• [Provided material]:
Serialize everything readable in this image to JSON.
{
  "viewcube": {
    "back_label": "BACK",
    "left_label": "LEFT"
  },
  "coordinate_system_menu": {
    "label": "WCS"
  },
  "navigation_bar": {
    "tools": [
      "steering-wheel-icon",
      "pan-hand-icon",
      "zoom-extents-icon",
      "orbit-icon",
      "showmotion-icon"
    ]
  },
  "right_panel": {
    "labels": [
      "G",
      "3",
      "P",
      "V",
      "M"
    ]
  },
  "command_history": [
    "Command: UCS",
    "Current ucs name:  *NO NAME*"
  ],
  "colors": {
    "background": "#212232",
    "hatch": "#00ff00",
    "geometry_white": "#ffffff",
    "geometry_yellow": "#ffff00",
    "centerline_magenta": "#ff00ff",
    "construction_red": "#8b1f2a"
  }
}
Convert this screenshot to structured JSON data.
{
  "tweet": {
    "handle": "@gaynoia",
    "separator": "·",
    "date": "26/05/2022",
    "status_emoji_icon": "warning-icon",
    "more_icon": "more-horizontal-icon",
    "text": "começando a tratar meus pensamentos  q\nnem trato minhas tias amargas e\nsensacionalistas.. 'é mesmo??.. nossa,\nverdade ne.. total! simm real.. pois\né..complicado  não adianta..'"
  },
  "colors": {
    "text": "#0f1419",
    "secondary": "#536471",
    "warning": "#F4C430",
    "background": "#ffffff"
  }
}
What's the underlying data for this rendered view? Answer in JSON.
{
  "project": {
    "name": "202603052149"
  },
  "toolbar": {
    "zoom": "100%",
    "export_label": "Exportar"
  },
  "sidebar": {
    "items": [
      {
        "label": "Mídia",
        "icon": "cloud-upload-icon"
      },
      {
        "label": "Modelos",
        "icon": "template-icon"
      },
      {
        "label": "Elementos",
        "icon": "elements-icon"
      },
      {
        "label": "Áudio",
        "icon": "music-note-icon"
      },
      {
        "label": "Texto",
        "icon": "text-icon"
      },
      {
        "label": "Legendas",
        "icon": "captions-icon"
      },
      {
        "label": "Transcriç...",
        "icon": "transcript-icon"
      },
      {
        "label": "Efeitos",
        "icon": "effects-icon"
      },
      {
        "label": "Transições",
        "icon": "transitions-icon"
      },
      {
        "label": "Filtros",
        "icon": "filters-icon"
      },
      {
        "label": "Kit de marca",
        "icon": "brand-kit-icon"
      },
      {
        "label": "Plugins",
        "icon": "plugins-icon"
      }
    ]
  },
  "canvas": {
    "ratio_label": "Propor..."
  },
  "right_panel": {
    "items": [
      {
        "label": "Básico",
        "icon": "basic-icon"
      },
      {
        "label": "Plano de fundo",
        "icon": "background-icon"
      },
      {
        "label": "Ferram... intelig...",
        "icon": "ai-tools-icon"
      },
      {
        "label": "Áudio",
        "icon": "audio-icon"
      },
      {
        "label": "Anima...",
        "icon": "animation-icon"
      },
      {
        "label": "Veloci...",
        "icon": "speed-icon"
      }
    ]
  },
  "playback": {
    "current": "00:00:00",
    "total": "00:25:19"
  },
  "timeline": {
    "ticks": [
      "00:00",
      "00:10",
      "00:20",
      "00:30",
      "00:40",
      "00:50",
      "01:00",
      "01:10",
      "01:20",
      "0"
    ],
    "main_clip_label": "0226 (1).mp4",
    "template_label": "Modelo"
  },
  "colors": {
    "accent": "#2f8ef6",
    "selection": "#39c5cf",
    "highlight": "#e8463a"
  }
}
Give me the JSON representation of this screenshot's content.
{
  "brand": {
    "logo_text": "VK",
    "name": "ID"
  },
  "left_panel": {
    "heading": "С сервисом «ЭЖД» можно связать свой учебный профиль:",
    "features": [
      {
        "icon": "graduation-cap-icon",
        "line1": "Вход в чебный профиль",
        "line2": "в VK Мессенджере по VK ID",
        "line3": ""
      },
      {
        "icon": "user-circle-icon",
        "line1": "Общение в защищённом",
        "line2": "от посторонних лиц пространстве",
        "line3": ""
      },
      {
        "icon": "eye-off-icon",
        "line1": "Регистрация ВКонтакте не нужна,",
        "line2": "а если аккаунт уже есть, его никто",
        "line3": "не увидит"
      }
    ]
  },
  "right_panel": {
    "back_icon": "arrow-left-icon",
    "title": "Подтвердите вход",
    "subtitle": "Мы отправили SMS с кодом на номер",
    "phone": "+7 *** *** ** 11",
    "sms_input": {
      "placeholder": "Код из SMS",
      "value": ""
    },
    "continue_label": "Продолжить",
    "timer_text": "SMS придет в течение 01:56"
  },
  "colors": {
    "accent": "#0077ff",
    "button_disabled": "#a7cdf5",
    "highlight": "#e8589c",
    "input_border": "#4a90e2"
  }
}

• [What to do]: Search the data for "профиль" and list every line in which it occurs.

• [Answer to this exercise]:
    "heading": "С сервисом «ЭЖД» можно связать свой учебный профиль:",
        "line1": "Вход в чебный профиль",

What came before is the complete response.